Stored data
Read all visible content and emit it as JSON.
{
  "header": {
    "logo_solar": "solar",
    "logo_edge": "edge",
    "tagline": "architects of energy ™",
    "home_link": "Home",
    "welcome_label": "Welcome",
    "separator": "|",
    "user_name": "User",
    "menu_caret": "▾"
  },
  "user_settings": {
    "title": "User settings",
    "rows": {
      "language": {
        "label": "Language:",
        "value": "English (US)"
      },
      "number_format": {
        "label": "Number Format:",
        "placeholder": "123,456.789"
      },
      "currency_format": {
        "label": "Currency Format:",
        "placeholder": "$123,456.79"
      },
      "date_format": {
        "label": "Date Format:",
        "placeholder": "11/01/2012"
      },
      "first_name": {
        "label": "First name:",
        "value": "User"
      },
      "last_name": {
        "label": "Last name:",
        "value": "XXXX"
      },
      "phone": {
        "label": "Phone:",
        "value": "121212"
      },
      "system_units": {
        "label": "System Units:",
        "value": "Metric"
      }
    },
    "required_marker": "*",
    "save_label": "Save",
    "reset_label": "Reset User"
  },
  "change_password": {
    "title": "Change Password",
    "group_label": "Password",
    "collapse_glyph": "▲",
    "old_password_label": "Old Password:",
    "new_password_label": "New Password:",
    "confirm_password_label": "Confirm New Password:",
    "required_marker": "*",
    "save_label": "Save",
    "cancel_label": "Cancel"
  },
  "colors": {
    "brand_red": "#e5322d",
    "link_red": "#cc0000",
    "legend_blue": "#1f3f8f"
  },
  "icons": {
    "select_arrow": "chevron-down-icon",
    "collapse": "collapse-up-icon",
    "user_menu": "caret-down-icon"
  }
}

» **Job**
Determine how many lines contain the word "title" and reply with that number alone.

» **Output for this exercise**
2